**The task:** When a line in the records contains the string "junctions", copy that line.
··· Material for the task ···
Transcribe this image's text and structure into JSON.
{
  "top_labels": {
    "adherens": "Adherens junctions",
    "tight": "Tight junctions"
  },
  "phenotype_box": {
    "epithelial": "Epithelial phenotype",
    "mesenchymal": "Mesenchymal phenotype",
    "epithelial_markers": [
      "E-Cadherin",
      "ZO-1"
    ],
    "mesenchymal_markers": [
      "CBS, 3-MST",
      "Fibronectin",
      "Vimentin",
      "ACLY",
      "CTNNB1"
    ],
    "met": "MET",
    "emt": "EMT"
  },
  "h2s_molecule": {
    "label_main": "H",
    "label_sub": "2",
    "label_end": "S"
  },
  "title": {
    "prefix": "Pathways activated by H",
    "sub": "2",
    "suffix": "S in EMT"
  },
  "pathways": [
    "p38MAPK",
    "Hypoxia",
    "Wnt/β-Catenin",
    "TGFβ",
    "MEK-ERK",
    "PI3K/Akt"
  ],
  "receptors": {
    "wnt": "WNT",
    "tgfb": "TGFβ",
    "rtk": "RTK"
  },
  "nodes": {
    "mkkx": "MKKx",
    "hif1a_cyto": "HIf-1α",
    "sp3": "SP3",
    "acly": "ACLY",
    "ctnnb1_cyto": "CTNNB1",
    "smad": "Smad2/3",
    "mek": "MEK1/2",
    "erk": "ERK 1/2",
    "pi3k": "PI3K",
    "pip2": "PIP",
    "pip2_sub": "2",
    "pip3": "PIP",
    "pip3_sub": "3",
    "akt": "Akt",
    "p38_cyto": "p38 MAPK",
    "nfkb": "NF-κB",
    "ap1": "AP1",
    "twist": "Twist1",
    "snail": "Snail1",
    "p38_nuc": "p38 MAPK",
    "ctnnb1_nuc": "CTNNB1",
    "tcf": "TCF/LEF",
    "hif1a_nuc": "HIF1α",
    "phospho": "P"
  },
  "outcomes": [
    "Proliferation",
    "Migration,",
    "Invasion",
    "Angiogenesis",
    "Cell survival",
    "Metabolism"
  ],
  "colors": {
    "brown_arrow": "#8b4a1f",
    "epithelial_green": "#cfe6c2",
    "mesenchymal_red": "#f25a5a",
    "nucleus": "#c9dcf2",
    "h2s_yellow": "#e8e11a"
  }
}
···
**Solution:**
    "adherens": "Adherens junctions",
    "tight": "Tight junctions"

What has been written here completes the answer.